## [WHAT IS EXPECTED]
Transcribe every entry word for word, leaving out all images.
● ● ● ● ● ● ●
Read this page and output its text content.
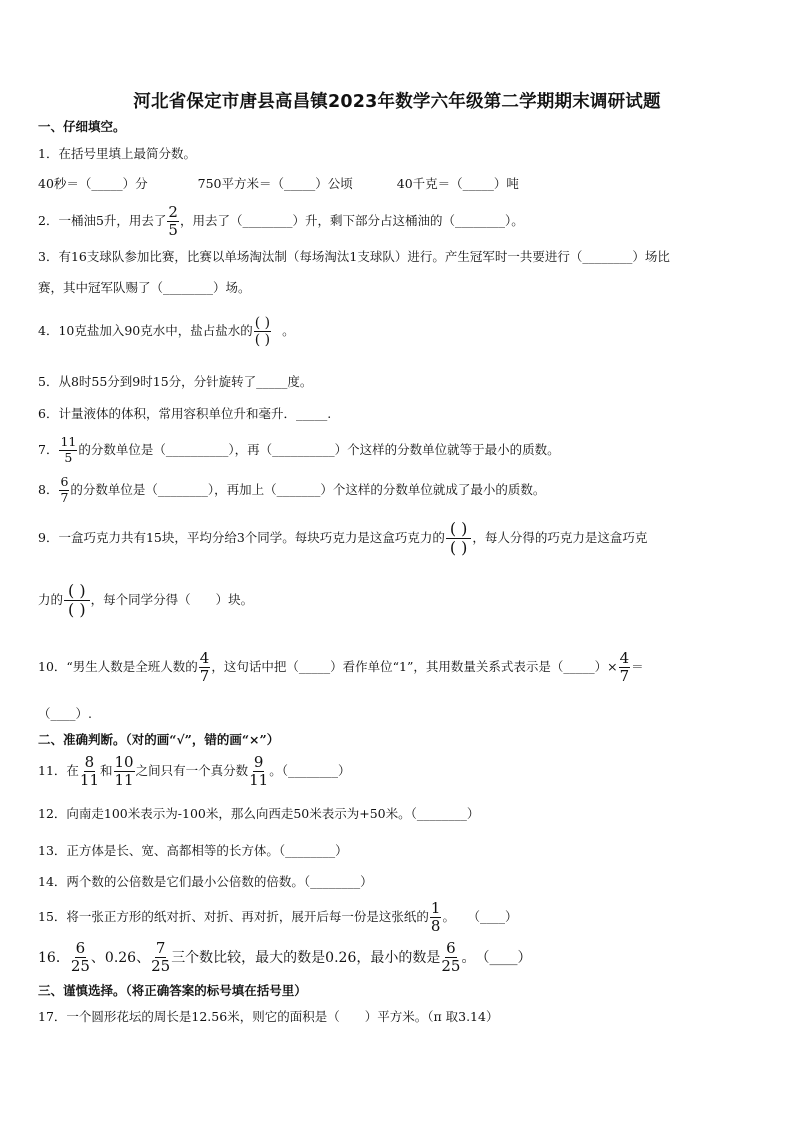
河北省保定市唐县高昌镇2023年数学六年级第二学期期末调研试题
一、仔细填空。
1．在括号里填上最简分数。
40秒＝（_____）分	750平方米＝（_____）公顷	40千克＝（_____）吨
2．一桶油5升，用去了 $\frac{2}{5}$ ，用去了（________）升，剩下部分占这桶油的（________）。
3．有16支球队参加比赛，比赛以单场淘汰制（每场淘汰1支球队）进行。产生冠军时一共要进行（________）场比
赛，其中冠军队赐了（________）场。
4．10克盐加入90克水中，盐占盐水的 $\frac{( )}{( )}$ 。
5．从8时55分到9时15分，分针旋转了_____度。
6．计量液体的体积，常用容积单位升和毫升．_____.
7． $\frac{11}{5}$ 的分数单位是（__________），再（__________）个这样的分数单位就等于最小的质数。
8． $\frac{6}{7}$ 的分数单位是（________），再加上（_______）个这样的分数单位就成了最小的质数。
9．一盒巧克力共有15块，平均分给3个同学。每块巧克力是这盒巧克力的 $\frac{( )}{( )}$ ，每人分得的巧克力是这盒巧克
力的 $\frac{( )}{( )}$ ，每个同学分得（　　）块。
10．“男生人数是全班人数的 $\frac{4}{7}$ ，这句话中把（_____）看作单位“1”，其用数量关系式表示是（_____）× $\frac{4}{7}$ ＝
（____）.
二、准确判断。（对的画“√”，错的画“×”）
11．在 $\frac{8}{11}$ 和 $\frac{10}{11}$ 之间只有一个真分数 $\frac{9}{11}$ 。（________）
12．向南走100米表示为-100米，那么向西走50米表示为+50米。（________）
13．正方体是长、宽、高都相等的长方体。（________）
14．两个数的公倍数是它们最小公倍数的倍数。（________）
15．将一张正方形的纸对折、对折、再对折，展开后每一份是这张纸的 $\frac{1}{8}$ 。　　（____）
16． $\frac{6}{25}$ 、0.26、 $\frac{7}{25}$ 三个数比较，最大的数是0.26，最小的数是 $\frac{6}{25}$ 。　（____）
三、谨慎选择。（将正确答案的标号填在括号里）
17．一个圆形花坛的周长是12.56米，则它的面积是（　　）平方米。（π 取3.14）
● ● ● ● ● ● ●
## [SOLUTION TO THE PROBLEM]
Read this page and output its text content.
河北省保定市唐县高昌镇2023年数学六年级第二学期期末调研试题
一、仔细填空。
1．在括号里填上最简分数。
40秒＝（_____）分	750平方米＝（_____）公顷	40千克＝（_____）吨
2．一桶油5升，用去了 $\frac{2}{5}$ ，用去了（________）升，剩下部分占这桶油的（________）。
3．有16支球队参加比赛，比赛以单场淘汰制（每场淘汰1支球队）进行。产生冠军时一共要进行（________）场比
赛，其中冠军队赐了（________）场。
4．10克盐加入90克水中，盐占盐水的 $\frac{( )}{( )}$ 。
5．从8时55分到9时15分，分针旋转了_____度。
6．计量液体的体积，常用容积单位升和毫升．_____.
7． $\frac{11}{5}$ 的分数单位是（__________），再（__________）个这样的分数单位就等于最小的质数。
8． $\frac{6}{7}$ 的分数单位是（________），再加上（_______）个这样的分数单位就成了最小的质数。
9．一盒巧克力共有15块，平均分给3个同学。每块巧克力是这盒巧克力的 $\frac{( )}{( )}$ ，每人分得的巧克力是这盒巧克
力的 $\frac{( )}{( )}$ ，每个同学分得（　　）块。
10．“男生人数是全班人数的 $\frac{4}{7}$ ，这句话中把（_____）看作单位“1”，其用数量关系式表示是（_____）× $\frac{4}{7}$ ＝
（____）.
二、准确判断。（对的画“√”，错的画“×”）
11．在 $\frac{8}{11}$ 和 $\frac{10}{11}$ 之间只有一个真分数 $\frac{9}{11}$ 。（________）
12．向南走100米表示为-100米，那么向西走50米表示为+50米。（________）
13．正方体是长、宽、高都相等的长方体。（________）
14．两个数的公倍数是它们最小公倍数的倍数。（________）
15．将一张正方形的纸对折、对折、再对折，展开后每一份是这张纸的 $\frac{1}{8}$ 。　　（____）
16． $\frac{6}{25}$ 、0.26、 $\frac{7}{25}$ 三个数比较，最大的数是0.26，最小的数是 $\frac{6}{25}$ 。　（____）
三、谨慎选择。（将正确答案的标号填在括号里）
17．一个圆形花坛的周长是12.56米，则它的面积是（　　）平方米。（π 取3.14）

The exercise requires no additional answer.